* _WHAT YOU WILL DO_
All lines in which the word "Band" occurs are to be extracted.

* _INFORMATION SUPPLIED_
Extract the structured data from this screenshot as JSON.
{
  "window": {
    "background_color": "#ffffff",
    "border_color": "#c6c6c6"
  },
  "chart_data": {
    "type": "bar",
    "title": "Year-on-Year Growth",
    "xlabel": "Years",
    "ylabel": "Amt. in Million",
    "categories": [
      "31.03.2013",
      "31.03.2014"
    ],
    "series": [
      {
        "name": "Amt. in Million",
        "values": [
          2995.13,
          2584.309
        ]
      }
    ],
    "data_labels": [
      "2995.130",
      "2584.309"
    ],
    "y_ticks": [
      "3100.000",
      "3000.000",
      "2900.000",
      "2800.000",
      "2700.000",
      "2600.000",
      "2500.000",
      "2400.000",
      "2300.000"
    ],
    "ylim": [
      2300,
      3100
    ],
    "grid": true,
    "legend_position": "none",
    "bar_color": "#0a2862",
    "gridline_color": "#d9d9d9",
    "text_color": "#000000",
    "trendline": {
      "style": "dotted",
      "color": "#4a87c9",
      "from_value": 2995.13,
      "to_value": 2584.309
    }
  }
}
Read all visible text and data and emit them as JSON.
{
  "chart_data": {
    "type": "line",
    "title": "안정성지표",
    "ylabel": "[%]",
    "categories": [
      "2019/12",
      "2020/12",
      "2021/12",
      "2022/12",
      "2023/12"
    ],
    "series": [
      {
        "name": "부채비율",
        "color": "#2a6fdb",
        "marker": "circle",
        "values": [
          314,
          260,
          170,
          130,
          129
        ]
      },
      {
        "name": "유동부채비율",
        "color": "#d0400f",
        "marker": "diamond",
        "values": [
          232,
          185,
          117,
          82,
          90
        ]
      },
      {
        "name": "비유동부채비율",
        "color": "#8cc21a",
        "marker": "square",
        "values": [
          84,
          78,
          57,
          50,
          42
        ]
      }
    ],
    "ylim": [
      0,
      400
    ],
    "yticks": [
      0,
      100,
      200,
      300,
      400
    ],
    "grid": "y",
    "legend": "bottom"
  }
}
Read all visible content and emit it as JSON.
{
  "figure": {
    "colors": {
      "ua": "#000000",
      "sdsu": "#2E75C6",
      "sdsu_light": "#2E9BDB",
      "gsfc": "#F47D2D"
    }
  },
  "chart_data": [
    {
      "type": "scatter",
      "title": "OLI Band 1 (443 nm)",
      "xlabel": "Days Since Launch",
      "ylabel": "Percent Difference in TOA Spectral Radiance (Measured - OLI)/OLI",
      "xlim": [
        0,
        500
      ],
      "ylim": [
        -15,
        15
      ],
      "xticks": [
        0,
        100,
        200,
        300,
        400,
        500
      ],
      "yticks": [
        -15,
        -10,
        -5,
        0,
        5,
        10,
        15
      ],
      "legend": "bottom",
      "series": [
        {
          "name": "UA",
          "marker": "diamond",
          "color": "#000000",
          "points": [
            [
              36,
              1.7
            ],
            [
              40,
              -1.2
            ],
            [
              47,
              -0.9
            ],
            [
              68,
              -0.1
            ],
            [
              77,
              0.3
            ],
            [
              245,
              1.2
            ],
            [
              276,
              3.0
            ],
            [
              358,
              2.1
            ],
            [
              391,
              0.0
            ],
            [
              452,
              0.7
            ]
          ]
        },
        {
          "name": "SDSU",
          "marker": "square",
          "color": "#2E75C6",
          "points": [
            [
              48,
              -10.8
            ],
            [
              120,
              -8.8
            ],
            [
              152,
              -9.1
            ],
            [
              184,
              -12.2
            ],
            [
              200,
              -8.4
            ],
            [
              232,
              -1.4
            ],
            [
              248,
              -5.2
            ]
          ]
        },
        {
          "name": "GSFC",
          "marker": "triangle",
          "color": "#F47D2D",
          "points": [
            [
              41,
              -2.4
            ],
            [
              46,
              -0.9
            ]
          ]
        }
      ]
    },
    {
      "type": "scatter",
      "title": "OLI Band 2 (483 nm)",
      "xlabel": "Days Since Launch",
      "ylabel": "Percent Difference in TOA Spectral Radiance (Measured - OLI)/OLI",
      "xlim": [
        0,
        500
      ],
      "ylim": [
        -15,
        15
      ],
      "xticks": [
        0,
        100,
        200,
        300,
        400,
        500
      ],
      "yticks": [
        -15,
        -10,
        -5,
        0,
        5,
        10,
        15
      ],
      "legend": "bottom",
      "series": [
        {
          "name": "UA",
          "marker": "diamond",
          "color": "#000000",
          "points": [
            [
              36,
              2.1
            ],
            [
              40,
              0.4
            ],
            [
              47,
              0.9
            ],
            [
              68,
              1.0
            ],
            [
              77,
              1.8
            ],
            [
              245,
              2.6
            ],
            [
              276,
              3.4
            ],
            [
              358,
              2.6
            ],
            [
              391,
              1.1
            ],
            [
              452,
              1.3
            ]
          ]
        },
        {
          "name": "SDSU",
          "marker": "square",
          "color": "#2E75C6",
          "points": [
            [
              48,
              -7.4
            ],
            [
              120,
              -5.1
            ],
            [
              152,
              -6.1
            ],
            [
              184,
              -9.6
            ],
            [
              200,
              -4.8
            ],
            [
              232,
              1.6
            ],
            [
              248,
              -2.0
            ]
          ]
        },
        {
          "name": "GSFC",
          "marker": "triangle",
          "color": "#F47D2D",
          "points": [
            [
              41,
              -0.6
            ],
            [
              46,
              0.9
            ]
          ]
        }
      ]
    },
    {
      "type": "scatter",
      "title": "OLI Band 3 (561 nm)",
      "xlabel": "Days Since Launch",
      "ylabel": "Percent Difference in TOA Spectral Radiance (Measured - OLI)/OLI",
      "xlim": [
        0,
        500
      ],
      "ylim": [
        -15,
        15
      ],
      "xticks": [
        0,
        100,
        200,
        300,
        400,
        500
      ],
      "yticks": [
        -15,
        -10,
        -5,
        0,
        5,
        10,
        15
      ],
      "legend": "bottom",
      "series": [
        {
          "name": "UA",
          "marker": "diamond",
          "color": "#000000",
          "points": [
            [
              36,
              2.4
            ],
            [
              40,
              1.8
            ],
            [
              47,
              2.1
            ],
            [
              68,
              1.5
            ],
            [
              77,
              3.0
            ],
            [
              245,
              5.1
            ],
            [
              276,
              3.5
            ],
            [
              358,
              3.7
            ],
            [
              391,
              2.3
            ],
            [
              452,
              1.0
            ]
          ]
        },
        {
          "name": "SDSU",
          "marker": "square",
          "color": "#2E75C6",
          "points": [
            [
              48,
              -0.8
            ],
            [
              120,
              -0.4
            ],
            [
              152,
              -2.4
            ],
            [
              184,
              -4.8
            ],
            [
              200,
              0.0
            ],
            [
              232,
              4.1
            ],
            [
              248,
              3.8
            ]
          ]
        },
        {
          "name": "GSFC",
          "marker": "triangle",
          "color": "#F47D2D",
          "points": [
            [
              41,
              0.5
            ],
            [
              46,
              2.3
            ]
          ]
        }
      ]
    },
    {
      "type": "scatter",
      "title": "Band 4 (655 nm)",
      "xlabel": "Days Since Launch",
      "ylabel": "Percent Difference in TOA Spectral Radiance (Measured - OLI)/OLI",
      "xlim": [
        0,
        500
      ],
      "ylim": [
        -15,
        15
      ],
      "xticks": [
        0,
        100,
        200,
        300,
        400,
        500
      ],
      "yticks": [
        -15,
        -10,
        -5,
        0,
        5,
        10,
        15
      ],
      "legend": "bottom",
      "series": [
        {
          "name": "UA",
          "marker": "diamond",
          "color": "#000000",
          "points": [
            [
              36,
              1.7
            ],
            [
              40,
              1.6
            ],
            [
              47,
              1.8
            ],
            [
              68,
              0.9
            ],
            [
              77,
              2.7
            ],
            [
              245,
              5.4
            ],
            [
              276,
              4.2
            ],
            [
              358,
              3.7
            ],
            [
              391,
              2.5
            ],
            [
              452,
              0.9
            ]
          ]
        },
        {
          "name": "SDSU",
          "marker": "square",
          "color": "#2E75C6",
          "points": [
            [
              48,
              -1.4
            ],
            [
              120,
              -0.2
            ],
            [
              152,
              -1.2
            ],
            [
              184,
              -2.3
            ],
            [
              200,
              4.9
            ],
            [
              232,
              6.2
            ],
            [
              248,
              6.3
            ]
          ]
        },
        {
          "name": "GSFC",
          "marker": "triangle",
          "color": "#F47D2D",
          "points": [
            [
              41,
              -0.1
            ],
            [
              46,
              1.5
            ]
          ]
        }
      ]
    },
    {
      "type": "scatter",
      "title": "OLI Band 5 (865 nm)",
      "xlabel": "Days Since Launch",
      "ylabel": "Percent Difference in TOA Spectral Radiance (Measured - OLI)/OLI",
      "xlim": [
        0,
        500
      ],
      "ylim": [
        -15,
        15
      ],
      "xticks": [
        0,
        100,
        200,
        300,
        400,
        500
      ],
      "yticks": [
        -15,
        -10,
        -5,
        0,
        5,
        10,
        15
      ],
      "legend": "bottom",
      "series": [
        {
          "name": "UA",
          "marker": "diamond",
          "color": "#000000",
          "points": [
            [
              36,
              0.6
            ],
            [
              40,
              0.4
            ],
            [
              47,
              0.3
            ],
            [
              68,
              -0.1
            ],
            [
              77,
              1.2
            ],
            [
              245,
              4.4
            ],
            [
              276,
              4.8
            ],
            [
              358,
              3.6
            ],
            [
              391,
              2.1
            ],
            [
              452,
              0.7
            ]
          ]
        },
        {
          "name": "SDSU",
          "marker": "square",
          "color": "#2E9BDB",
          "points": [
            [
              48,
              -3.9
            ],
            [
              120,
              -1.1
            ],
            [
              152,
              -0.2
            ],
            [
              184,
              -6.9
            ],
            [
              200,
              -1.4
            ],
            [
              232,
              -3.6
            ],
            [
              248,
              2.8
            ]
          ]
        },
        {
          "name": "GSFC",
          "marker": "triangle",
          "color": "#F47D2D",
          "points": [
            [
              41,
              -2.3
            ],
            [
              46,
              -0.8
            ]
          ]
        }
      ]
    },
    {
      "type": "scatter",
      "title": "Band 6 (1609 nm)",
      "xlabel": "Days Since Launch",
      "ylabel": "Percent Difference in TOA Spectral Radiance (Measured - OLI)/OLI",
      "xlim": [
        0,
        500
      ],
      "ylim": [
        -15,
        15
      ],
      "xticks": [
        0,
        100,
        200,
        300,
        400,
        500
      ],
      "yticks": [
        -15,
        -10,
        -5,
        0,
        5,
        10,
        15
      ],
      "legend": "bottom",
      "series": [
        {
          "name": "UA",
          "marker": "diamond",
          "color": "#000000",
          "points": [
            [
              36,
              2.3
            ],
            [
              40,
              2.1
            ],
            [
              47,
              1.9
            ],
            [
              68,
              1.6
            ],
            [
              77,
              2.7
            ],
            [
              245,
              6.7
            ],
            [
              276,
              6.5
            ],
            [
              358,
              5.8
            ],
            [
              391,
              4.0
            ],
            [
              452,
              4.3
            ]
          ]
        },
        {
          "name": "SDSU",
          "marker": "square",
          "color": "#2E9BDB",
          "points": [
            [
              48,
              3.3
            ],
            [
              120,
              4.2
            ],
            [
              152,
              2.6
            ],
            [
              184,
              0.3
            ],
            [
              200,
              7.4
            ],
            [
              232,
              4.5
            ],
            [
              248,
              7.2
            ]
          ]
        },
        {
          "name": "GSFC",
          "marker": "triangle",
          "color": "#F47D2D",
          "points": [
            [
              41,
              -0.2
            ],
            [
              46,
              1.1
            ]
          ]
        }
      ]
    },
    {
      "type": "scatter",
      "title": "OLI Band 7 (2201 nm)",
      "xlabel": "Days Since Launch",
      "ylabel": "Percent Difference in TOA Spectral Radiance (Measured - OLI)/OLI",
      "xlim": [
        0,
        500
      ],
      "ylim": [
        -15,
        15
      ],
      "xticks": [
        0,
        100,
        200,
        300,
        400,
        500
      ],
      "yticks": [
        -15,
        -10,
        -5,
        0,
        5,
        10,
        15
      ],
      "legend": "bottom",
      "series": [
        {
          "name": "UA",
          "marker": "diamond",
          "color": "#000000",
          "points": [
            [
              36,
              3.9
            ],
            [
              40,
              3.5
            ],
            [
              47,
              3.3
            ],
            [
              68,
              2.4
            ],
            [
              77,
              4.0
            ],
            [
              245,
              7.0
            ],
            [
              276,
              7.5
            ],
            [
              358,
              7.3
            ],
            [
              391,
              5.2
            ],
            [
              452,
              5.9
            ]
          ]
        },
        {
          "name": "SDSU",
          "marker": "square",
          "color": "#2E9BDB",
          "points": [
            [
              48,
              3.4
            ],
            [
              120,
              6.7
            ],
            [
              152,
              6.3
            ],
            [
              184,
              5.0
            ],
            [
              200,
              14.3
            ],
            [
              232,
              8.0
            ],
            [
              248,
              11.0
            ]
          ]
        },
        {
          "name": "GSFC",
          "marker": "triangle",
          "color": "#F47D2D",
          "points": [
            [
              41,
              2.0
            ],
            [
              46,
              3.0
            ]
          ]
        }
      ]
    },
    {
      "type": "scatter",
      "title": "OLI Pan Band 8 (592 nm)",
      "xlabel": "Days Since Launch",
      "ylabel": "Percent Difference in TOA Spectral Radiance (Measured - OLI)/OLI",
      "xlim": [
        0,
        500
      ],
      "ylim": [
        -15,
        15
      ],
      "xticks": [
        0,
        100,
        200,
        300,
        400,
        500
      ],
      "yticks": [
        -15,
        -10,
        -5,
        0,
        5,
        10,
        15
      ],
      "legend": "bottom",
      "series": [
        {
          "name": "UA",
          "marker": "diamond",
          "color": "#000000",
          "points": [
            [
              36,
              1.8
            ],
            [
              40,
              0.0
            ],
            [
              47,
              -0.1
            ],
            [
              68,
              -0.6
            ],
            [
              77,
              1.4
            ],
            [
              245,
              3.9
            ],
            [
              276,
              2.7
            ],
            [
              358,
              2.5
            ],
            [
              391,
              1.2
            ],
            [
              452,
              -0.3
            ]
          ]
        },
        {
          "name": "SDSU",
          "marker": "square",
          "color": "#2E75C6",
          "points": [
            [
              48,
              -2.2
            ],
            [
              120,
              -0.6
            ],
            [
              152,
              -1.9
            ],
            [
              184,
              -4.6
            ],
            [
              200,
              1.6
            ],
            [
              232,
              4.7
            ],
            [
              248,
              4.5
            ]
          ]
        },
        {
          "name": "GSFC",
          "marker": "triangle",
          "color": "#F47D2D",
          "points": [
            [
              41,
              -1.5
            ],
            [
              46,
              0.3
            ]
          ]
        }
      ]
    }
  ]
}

* _CORRECT RESULT_
      "title": "OLI Band 1 (443 nm)",
      "title": "OLI Band 2 (483 nm)",
      "title": "OLI Band 3 (561 nm)",
      "title": "Band 4 (655 nm)",
      "title": "OLI Band 5 (865 nm)",
      "title": "Band 6 (1609 nm)",
      "title": "OLI Band 7 (2201 nm)",
      "title": "OLI Pan Band 8 (592 nm)",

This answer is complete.